Prompt -
Report how many lines below contain the word "text", and give only that number.

Dataset rows -
■ ■ ■ ■

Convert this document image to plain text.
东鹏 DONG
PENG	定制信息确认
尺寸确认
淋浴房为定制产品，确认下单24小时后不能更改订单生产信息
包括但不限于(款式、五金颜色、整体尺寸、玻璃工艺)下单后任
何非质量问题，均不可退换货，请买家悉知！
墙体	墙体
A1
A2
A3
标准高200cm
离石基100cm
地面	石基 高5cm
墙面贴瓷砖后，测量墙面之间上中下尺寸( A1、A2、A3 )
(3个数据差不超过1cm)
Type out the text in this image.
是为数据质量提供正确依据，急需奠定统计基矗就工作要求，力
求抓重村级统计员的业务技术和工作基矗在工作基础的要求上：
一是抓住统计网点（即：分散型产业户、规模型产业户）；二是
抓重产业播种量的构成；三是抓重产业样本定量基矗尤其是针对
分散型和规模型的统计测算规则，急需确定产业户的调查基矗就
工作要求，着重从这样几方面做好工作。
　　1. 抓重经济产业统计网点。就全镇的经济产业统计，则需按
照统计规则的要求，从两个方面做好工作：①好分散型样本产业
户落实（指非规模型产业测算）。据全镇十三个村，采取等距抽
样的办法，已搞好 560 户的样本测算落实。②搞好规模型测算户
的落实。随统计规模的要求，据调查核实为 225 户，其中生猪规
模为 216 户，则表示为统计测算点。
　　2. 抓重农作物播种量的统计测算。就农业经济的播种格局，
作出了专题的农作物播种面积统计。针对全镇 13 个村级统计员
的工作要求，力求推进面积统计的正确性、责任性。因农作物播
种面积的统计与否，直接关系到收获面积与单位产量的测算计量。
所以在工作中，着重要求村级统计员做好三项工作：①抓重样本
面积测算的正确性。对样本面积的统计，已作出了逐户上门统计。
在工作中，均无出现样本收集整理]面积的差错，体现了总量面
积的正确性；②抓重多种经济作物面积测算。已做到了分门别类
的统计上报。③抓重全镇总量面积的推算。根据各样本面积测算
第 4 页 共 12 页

■ ■ ■ ■

Result of the task -
2